§ Reading text:
● ● ● ●
An example of this is the roof shingles. I wanted to use wood shingles, but couldn't find any in the right scale. So the witch house sat on my kitchen table while I mulled over what to do. Then, toward the end of December, I bought a 2012 calendar for the kitchen. Part of the packaging was a piece of cardboard that seemed exactly the right thickness. Ruler, mechanical pencil and my favorite pair of scissors plus a little time, and "Voila!" Witch house shingles!
The next example of this was what to do about the exterior walls. I had a stack of illustration board that I had rescued from the recycling bin... So I cut and glued pieces to cover the exterior walls. This did a couple of things: first, it hid the rounded edges and corners of the box; second, it eliminated the need to sand the surface. I painted the entire outside cream and let it sit on the kitchen table for a few days while I thought about what to do next....
● ● ● ●
§ Aim 1: Convert the records into a Markdown table with the columns Row and Entry, starting with the first line of the records and going on through the line with "account-table[interactable]: Nombre Miguel". Leave out blank lines.
The text and the records come from unrelated sources.
● ● ● ●
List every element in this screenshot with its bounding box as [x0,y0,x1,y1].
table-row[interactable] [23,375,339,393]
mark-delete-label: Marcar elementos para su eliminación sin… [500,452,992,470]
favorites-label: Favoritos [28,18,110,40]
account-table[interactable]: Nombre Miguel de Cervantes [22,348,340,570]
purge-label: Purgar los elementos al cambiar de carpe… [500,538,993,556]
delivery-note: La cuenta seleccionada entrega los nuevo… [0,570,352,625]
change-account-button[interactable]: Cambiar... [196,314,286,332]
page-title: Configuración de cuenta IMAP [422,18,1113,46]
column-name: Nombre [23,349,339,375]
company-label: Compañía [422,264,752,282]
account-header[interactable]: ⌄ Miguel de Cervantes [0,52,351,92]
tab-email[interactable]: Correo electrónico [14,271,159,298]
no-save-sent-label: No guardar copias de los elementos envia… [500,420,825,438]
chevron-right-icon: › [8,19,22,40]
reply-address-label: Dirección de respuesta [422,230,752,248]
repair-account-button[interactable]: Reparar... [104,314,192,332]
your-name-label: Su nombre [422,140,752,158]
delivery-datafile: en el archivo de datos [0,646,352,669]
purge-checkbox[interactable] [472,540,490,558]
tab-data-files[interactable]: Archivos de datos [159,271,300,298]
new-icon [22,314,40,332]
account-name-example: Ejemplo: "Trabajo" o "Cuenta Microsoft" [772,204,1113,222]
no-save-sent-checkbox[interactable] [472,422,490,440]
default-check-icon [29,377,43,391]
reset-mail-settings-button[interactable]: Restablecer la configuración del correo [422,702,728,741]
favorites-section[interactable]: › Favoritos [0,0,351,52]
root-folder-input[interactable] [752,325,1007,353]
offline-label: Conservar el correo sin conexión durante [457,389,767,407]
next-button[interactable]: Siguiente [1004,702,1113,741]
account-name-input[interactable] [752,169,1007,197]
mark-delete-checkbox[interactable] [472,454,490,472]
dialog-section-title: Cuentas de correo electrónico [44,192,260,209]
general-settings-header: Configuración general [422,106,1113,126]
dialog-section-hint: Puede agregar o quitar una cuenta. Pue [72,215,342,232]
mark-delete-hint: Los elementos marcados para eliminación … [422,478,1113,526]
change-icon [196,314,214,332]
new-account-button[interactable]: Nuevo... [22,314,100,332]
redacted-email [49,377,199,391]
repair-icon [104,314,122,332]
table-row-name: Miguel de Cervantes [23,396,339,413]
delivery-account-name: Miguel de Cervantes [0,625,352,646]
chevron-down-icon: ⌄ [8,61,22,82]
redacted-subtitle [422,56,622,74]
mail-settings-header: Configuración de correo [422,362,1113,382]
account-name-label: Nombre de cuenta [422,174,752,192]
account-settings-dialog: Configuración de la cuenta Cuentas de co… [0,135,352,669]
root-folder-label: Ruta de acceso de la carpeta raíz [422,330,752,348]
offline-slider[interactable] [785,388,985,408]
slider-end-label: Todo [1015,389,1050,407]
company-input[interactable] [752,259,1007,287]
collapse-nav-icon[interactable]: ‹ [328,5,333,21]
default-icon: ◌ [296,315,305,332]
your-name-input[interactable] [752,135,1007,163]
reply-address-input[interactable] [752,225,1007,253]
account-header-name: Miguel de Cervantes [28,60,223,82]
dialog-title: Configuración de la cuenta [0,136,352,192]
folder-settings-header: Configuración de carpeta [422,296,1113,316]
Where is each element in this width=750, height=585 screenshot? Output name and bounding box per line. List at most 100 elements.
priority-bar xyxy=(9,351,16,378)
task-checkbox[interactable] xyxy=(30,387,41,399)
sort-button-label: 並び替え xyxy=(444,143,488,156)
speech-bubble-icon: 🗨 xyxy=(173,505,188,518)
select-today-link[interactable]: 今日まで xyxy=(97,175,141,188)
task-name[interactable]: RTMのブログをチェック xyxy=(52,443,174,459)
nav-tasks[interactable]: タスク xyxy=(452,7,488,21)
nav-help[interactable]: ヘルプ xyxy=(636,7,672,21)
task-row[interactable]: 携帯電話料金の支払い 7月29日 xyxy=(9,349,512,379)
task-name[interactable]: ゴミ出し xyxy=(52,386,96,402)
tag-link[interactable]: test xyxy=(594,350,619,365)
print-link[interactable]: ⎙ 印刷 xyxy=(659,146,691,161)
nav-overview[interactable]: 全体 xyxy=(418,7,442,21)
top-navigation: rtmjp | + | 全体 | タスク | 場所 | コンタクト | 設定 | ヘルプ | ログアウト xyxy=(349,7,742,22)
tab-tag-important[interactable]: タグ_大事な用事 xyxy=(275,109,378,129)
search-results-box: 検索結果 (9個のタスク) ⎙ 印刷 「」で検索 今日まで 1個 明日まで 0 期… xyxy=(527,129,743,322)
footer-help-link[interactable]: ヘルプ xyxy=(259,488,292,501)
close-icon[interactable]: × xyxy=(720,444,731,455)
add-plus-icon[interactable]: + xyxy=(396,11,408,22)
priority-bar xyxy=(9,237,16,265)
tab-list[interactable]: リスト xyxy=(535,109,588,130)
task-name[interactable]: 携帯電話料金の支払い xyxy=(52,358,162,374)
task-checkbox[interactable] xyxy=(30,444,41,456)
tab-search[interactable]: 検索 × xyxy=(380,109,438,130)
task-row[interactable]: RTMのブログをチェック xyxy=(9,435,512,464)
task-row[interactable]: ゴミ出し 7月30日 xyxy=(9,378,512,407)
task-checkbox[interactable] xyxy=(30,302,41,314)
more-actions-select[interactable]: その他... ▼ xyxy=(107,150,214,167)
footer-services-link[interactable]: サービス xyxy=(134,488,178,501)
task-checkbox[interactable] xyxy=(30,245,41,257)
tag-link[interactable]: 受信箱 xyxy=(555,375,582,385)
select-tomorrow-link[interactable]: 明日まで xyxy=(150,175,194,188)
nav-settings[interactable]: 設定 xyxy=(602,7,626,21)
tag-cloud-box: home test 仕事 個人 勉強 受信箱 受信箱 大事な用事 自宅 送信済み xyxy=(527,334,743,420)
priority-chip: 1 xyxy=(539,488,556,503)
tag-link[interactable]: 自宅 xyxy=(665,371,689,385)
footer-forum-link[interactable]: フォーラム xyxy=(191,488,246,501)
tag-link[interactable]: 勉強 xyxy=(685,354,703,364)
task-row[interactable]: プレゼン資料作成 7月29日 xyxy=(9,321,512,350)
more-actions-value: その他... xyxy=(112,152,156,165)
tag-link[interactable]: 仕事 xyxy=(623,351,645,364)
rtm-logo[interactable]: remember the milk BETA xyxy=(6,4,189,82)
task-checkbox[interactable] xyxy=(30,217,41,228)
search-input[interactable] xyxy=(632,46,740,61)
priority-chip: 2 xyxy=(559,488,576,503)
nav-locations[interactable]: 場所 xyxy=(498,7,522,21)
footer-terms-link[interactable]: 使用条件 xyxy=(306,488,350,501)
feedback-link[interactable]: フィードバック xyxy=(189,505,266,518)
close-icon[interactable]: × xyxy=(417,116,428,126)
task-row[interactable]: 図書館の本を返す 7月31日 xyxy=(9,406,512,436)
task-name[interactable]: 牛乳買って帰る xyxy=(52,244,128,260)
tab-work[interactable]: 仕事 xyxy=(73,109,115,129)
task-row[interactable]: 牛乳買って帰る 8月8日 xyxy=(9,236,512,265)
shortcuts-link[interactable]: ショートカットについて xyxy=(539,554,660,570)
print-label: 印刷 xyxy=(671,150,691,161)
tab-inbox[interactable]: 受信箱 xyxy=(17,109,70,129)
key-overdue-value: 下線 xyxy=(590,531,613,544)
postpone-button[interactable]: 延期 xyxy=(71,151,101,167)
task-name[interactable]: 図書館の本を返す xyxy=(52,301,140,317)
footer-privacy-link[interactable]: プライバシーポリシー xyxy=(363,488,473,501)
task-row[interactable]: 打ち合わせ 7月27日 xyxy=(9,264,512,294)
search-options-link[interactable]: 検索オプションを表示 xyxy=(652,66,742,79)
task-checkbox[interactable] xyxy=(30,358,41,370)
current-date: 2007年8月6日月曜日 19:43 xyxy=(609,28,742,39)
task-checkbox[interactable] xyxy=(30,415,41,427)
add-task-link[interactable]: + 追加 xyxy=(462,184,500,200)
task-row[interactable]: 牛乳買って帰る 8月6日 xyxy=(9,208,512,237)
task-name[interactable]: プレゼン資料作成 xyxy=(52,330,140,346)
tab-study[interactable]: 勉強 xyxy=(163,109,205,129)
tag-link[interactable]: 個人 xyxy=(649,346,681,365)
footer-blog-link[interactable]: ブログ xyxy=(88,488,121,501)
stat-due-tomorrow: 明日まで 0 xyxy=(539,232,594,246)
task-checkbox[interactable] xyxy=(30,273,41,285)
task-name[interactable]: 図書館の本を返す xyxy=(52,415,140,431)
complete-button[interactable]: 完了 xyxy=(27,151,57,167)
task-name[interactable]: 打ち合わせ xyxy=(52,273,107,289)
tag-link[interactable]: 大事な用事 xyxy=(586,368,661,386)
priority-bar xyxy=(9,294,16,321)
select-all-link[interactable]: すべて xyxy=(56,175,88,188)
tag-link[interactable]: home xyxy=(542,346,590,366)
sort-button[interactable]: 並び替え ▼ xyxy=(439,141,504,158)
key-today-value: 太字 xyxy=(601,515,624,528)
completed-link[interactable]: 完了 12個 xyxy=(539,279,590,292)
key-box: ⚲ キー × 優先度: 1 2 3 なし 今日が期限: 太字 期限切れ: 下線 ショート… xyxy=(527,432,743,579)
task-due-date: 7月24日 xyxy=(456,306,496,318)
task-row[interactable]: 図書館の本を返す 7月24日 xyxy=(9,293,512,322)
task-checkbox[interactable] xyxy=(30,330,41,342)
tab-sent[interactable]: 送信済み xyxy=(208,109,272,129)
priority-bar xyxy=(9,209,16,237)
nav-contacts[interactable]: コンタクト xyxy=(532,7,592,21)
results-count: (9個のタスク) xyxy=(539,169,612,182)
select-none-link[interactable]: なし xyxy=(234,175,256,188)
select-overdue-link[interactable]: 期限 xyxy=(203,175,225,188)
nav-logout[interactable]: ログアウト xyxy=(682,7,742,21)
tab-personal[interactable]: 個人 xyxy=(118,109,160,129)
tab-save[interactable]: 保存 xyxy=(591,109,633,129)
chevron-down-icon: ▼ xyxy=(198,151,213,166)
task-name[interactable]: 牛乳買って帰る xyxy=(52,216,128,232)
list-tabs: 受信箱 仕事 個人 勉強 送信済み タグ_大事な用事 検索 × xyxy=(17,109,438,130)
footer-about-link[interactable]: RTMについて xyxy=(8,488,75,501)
● ● ● ●
§ Aim 2: In one to three sentences, explain why the witch house text says pieces of illustration board were glued over the exterior walls.

§ Worked solution 1:
| Row | Entry |
|---|---|
| 1 | List every element in this screenshot with its bounding box as [x0,y0,x1,y1]. |
| 2 | table-row[interactable] [23,375,339,393] |
| 3 | mark-delete-label: Marcar elementos para su eliminación sin… [500,452,992,470] |
| 4 | favorites-label: Favoritos [28,18,110,40] |
| 5 | account-table[interactable]: Nombre Miguel de Cervantes [22,348,340,570] |

§ Worked solution 2: Gluing on the illustration board hid the rounded edges and corners of the box. It also eliminated the need to sand the surface.